The records that follow should be retyped word for word.

MATERIAL PROVIDED ::
· · · ·

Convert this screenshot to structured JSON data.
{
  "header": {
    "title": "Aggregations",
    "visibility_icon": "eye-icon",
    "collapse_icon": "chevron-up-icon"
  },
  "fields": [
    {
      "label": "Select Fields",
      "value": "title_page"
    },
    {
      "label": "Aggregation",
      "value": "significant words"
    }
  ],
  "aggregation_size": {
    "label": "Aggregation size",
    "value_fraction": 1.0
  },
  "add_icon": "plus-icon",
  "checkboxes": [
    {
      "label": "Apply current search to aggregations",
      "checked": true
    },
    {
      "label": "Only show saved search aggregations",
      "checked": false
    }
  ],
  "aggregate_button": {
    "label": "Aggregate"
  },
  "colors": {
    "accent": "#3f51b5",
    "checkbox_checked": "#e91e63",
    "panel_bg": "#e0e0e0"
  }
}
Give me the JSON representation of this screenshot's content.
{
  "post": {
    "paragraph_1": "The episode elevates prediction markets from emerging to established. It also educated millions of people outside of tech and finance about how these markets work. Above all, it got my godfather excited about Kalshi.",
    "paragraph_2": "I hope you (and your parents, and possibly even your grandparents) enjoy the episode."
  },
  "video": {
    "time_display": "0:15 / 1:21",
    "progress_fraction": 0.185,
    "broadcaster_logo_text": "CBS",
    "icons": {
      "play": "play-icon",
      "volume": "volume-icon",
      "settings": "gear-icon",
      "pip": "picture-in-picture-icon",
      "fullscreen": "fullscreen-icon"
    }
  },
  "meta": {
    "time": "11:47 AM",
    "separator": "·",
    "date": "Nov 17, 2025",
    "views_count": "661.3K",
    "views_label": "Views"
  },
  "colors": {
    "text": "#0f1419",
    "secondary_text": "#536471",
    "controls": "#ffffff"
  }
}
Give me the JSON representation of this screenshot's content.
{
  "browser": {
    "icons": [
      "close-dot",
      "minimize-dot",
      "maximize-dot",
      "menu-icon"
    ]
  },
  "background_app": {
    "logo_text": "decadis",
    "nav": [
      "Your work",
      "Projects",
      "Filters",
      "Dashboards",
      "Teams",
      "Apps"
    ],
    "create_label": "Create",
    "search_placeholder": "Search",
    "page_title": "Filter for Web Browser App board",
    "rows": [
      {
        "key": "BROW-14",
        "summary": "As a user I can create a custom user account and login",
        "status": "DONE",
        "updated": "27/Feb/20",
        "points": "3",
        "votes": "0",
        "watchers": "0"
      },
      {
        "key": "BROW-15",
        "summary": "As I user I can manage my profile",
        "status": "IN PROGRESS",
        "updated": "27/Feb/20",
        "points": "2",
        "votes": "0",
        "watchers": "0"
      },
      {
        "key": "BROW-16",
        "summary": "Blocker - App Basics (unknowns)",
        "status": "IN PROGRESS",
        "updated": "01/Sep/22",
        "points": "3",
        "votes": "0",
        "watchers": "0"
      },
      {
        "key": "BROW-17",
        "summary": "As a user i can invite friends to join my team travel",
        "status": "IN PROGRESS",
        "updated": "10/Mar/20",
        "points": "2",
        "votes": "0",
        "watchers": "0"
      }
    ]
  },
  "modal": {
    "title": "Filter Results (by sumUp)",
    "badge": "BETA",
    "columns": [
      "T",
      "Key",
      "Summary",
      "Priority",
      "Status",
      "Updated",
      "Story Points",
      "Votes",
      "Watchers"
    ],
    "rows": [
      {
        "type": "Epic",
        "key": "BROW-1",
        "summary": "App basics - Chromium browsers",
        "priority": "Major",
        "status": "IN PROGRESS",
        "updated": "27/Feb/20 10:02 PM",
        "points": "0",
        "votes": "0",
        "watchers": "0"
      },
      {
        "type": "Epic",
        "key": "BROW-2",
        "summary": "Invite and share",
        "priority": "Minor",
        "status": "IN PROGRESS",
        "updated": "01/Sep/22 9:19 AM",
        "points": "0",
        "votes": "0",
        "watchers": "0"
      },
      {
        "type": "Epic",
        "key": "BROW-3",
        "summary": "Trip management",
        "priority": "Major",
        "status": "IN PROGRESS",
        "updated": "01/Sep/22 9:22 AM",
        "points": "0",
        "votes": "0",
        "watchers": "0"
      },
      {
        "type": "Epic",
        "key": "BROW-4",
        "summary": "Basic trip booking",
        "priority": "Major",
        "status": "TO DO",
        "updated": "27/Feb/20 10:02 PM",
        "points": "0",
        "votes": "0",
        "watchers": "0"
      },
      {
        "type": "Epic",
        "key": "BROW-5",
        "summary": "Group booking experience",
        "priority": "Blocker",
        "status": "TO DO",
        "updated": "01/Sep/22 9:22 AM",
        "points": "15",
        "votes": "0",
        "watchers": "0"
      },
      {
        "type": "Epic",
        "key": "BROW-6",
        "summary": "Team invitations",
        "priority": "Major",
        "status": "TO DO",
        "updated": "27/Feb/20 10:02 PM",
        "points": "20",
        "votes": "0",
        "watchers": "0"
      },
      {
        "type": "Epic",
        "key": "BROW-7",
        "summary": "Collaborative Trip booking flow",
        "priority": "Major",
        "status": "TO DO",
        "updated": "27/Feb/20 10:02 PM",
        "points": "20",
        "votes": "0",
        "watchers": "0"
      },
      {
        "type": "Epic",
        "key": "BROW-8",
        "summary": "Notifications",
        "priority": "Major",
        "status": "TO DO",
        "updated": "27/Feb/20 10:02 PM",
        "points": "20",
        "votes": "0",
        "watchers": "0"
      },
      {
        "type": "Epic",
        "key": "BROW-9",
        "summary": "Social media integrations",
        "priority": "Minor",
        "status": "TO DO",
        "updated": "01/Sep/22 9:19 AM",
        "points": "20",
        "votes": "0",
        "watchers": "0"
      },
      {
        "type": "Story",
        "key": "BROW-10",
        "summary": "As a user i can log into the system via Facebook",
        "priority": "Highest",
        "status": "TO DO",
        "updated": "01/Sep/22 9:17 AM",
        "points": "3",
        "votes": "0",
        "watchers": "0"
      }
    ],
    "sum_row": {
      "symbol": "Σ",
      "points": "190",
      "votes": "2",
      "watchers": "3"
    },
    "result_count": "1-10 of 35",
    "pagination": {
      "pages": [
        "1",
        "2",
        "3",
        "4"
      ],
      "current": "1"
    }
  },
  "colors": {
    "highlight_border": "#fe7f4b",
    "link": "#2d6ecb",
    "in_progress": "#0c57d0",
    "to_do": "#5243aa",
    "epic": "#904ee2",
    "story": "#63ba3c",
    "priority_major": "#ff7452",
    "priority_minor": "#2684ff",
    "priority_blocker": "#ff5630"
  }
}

· · · ·

PROBLEM SOLUTION ::
Convert this screenshot to structured JSON data.
{
  "header": {
    "title": "Aggregations",
    "visibility_icon": "eye-icon",
    "collapse_icon": "chevron-up-icon"
  },
  "fields": [
    {
      "label": "Select Fields",
      "value": "title_page"
    },
    {
      "label": "Aggregation",
      "value": "significant words"
    }
  ],
  "aggregation_size": {
    "label": "Aggregation size",
    "value_fraction": 1.0
  },
  "add_icon": "plus-icon",
  "checkboxes": [
    {
      "label": "Apply current search to aggregations",
      "checked": true
    },
    {
      "label": "Only show saved search aggregations",
      "checked": false
    }
  ],
  "aggregate_button": {
    "label": "Aggregate"
  },
  "colors": {
    "accent": "#3f51b5",
    "checkbox_checked": "#e91e63",
    "panel_bg": "#e0e0e0"
  }
}
Give me the JSON representation of this screenshot's content.
{
  "post": {
    "paragraph_1": "The episode elevates prediction markets from emerging to established. It also educated millions of people outside of tech and finance about how these markets work. Above all, it got my godfather excited about Kalshi.",
    "paragraph_2": "I hope you (and your parents, and possibly even your grandparents) enjoy the episode."
  },
  "video": {
    "time_display": "0:15 / 1:21",
    "progress_fraction": 0.185,
    "broadcaster_logo_text": "CBS",
    "icons": {
      "play": "play-icon",
      "volume": "volume-icon",
      "settings": "gear-icon",
      "pip": "picture-in-picture-icon",
      "fullscreen": "fullscreen-icon"
    }
  },
  "meta": {
    "time": "11:47 AM",
    "separator": "·",
    "date": "Nov 17, 2025",
    "views_count": "661.3K",
    "views_label": "Views"
  },
  "colors": {
    "text": "#0f1419",
    "secondary_text": "#536471",
    "controls": "#ffffff"
  }
}
Give me the JSON representation of this screenshot's content.
{
  "browser": {
    "icons": [
      "close-dot",
      "minimize-dot",
      "maximize-dot",
      "menu-icon"
    ]
  },
  "background_app": {
    "logo_text": "decadis",
    "nav": [
      "Your work",
      "Projects",
      "Filters",
      "Dashboards",
      "Teams",
      "Apps"
    ],
    "create_label": "Create",
    "search_placeholder": "Search",
    "page_title": "Filter for Web Browser App board",
    "rows": [
      {
        "key": "BROW-14",
        "summary": "As a user I can create a custom user account and login",
        "status": "DONE",
        "updated": "27/Feb/20",
        "points": "3",
        "votes": "0",
        "watchers": "0"
      },
      {
        "key": "BROW-15",
        "summary": "As I user I can manage my profile",
        "status": "IN PROGRESS",
        "updated": "27/Feb/20",
        "points": "2",
        "votes": "0",
        "watchers": "0"
      },
      {
        "key": "BROW-16",
        "summary": "Blocker - App Basics (unknowns)",
        "status": "IN PROGRESS",
        "updated": "01/Sep/22",
        "points": "3",
        "votes": "0",
        "watchers": "0"
      },
      {
        "key": "BROW-17",
        "summary": "As a user i can invite friends to join my team travel",
        "status": "IN PROGRESS",
        "updated": "10/Mar/20",
        "points": "2",
        "votes": "0",
        "watchers": "0"
      }
    ]
  },
  "modal": {
    "title": "Filter Results (by sumUp)",
    "badge": "BETA",
    "columns": [
      "T",
      "Key",
      "Summary",
      "Priority",
      "Status",
      "Updated",
      "Story Points",
      "Votes",
      "Watchers"
    ],
    "rows": [
      {
        "type": "Epic",
        "key": "BROW-1",
        "summary": "App basics - Chromium browsers",
        "priority": "Major",
        "status": "IN PROGRESS",
        "updated": "27/Feb/20 10:02 PM",
        "points": "0",
        "votes": "0",
        "watchers": "0"
      },
      {
        "type": "Epic",
        "key": "BROW-2",
        "summary": "Invite and share",
        "priority": "Minor",
        "status": "IN PROGRESS",
        "updated": "01/Sep/22 9:19 AM",
        "points": "0",
        "votes": "0",
        "watchers": "0"
      },
      {
        "type": "Epic",
        "key": "BROW-3",
        "summary": "Trip management",
        "priority": "Major",
        "status": "IN PROGRESS",
        "updated": "01/Sep/22 9:22 AM",
        "points": "0",
        "votes": "0",
        "watchers": "0"
      },
      {
        "type": "Epic",
        "key": "BROW-4",
        "summary": "Basic trip booking",
        "priority": "Major",
        "status": "TO DO",
        "updated": "27/Feb/20 10:02 PM",
        "points": "0",
        "votes": "0",
        "watchers": "0"
      },
      {
        "type": "Epic",
        "key": "BROW-5",
        "summary": "Group booking experience",
        "priority": "Blocker",
        "status": "TO DO",
        "updated": "01/Sep/22 9:22 AM",
        "points": "15",
        "votes": "0",
        "watchers": "0"
      },
      {
        "type": "Epic",
        "key": "BROW-6",
        "summary": "Team invitations",
        "priority": "Major",
        "status": "TO DO",
        "updated": "27/Feb/20 10:02 PM",
        "points": "20",
        "votes": "0",
        "watchers": "0"
      },
      {
        "type": "Epic",
        "key": "BROW-7",
        "summary": "Collaborative Trip booking flow",
        "priority": "Major",
        "status": "TO DO",
        "updated": "27/Feb/20 10:02 PM",
        "points": "20",
        "votes": "0",
        "watchers": "0"
      },
      {
        "type": "Epic",
        "key": "BROW-8",
        "summary": "Notifications",
        "priority": "Major",
        "status": "TO DO",
        "updated": "27/Feb/20 10:02 PM",
        "points": "20",
        "votes": "0",
        "watchers": "0"
      },
      {
        "type": "Epic",
        "key": "BROW-9",
        "summary": "Social media integrations",
        "priority": "Minor",
        "status": "TO DO",
        "updated": "01/Sep/22 9:19 AM",
        "points": "20",
        "votes": "0",
        "watchers": "0"
      },
      {
        "type": "Story",
        "key": "BROW-10",
        "summary": "As a user i can log into the system via Facebook",
        "priority": "Highest",
        "status": "TO DO",
        "updated": "01/Sep/22 9:17 AM",
        "points": "3",
        "votes": "0",
        "watchers": "0"
      }
    ],
    "sum_row": {
      "symbol": "Σ",
      "points": "190",
      "votes": "2",
      "watchers": "3"
    },
    "result_count": "1-10 of 35",
    "pagination": {
      "pages": [
        "1",
        "2",
        "3",
        "4"
      ],
      "current": "1"
    }
  },
  "colors": {
    "highlight_border": "#fe7f4b",
    "link": "#2d6ecb",
    "in_progress": "#0c57d0",
    "to_do": "#5243aa",
    "epic": "#904ee2",
    "story": "#63ba3c",
    "priority_major": "#ff7452",
    "priority_minor": "#2684ff",
    "priority_blocker": "#ff5630"
  }
}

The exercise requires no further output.